- RECORDS SUPPLIED
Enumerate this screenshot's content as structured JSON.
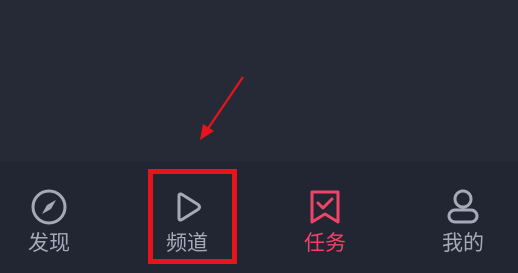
{
  "colors": {
    "background": "#262a37",
    "tabbar_background": "#222633",
    "inactive": "#a6aab8",
    "active": "#ef4468",
    "annotation": "#e8131b"
  },
  "tabs": [
    {
      "label": "发现",
      "icon": "compass-icon",
      "active": false
    },
    {
      "label": "频道",
      "icon": "play-icon",
      "active": false
    },
    {
      "label": "任务",
      "icon": "task-ribbon-check-icon",
      "active": true
    },
    {
      "label": "我的",
      "icon": "person-icon",
      "active": false
    }
  ]
}
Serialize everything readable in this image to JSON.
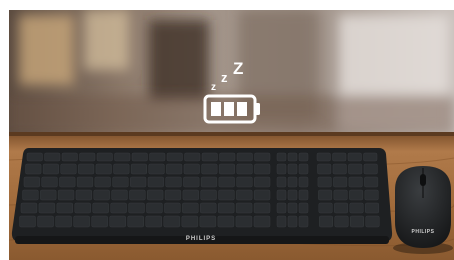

- WORK TO DO
From the data above, write out everything exactly except the pictures.

- ANSWER TO THE TASK
Enumerate this screenshot's content as structured JSON.
{
  "colors": {
    "background": "#262a37",
    "tabbar_background": "#222633",
    "inactive": "#a6aab8",
    "active": "#ef4468",
    "annotation": "#e8131b"
  },
  "tabs": [
    {
      "label": "发现",
      "icon": "compass-icon",
      "active": false
    },
    {
      "label": "频道",
      "icon": "play-icon",
      "active": false
    },
    {
      "label": "任务",
      "icon": "task-ribbon-check-icon",
      "active": true
    },
    {
      "label": "我的",
      "icon": "person-icon",
      "active": false
    }
  ]
}
Serialize everything readable in this image to JSON.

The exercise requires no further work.